TO DO — Filter the records for lines holding the string "time".

DATASET CONTENT —
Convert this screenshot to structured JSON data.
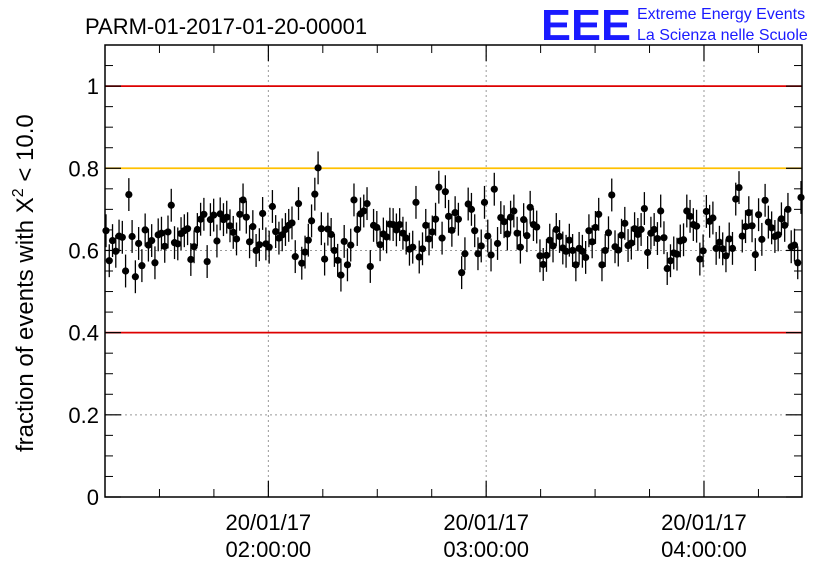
{
  "chart_data": {
    "type": "scatter",
    "title": "PARM-01-2017-01-20-00001",
    "ylabel_prefix": "fraction of events with ",
    "ylabel_symbol": "X",
    "ylabel_sup": "2",
    "ylabel_suffix": " < 10.0",
    "ylim": [
      0,
      1.1
    ],
    "yticks": [
      "0",
      "0.2",
      "0.4",
      "0.6",
      "0.8",
      "1"
    ],
    "xlim_hours": [
      1.25,
      4.45
    ],
    "xticks": [
      {
        "date": "20/01/17",
        "time": "02:00:00",
        "hour": 2
      },
      {
        "date": "20/01/17",
        "time": "03:00:00",
        "hour": 3
      },
      {
        "date": "20/01/17",
        "time": "04:00:00",
        "hour": 4
      }
    ],
    "grid": true,
    "reference_lines": [
      {
        "value": 1.0,
        "color": "#dd0000"
      },
      {
        "value": 0.8,
        "color": "#ffc000"
      },
      {
        "value": 0.4,
        "color": "#dd0000"
      }
    ],
    "point_error": 0.04,
    "logo": {
      "text": "EEE",
      "line1": "Extreme Energy Events",
      "line2": "La Scienza nelle Scuole"
    },
    "y": [
      0.648,
      0.575,
      0.624,
      0.598,
      0.635,
      0.632,
      0.55,
      0.736,
      0.634,
      0.536,
      0.617,
      0.563,
      0.65,
      0.613,
      0.624,
      0.57,
      0.638,
      0.642,
      0.61,
      0.645,
      0.71,
      0.619,
      0.616,
      0.641,
      0.648,
      0.653,
      0.578,
      0.609,
      0.651,
      0.676,
      0.688,
      0.573,
      0.675,
      0.686,
      0.623,
      0.689,
      0.675,
      0.681,
      0.66,
      0.644,
      0.628,
      0.688,
      0.723,
      0.681,
      0.621,
      0.658,
      0.6,
      0.614,
      0.69,
      0.616,
      0.608,
      0.707,
      0.646,
      0.63,
      0.638,
      0.651,
      0.661,
      0.667,
      0.585,
      0.714,
      0.569,
      0.596,
      0.625,
      0.672,
      0.737,
      0.801,
      0.653,
      0.579,
      0.652,
      0.639,
      0.6,
      0.576,
      0.54,
      0.622,
      0.565,
      0.613,
      0.723,
      0.651,
      0.689,
      0.696,
      0.714,
      0.561,
      0.661,
      0.656,
      0.614,
      0.64,
      0.633,
      0.664,
      0.663,
      0.65,
      0.663,
      0.642,
      0.63,
      0.603,
      0.608,
      0.717,
      0.584,
      0.604,
      0.661,
      0.628,
      0.645,
      0.676,
      0.754,
      0.63,
      0.743,
      0.683,
      0.649,
      0.692,
      0.676,
      0.546,
      0.592,
      0.713,
      0.7,
      0.648,
      0.592,
      0.611,
      0.717,
      0.635,
      0.589,
      0.749,
      0.617,
      0.68,
      0.67,
      0.64,
      0.681,
      0.696,
      0.642,
      0.608,
      0.675,
      0.636,
      0.705,
      0.663,
      0.657,
      0.587,
      0.566,
      0.588,
      0.625,
      0.611,
      0.651,
      0.634,
      0.606,
      0.598,
      0.625,
      0.6,
      0.565,
      0.605,
      0.598,
      0.583,
      0.648,
      0.621,
      0.656,
      0.688,
      0.565,
      0.6,
      0.643,
      0.735,
      0.609,
      0.601,
      0.637,
      0.666,
      0.612,
      0.618,
      0.653,
      0.639,
      0.651,
      0.702,
      0.595,
      0.642,
      0.651,
      0.629,
      0.696,
      0.631,
      0.556,
      0.575,
      0.594,
      0.591,
      0.623,
      0.626,
      0.696,
      0.683,
      0.663,
      0.659,
      0.579,
      0.599,
      0.695,
      0.671,
      0.679,
      0.605,
      0.62,
      0.604,
      0.587,
      0.628,
      0.605,
      0.725,
      0.753,
      0.635,
      0.658,
      0.692,
      0.66,
      0.59,
      0.687,
      0.627,
      0.722,
      0.669,
      0.655,
      0.634,
      0.638,
      0.677,
      0.661,
      0.7,
      0.609,
      0.613,
      0.57,
      0.729
    ]
  }
}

REPLY TO THE TASK —
        "time": "02:00:00",
        "time": "03:00:00",
        "time": "04:00:00",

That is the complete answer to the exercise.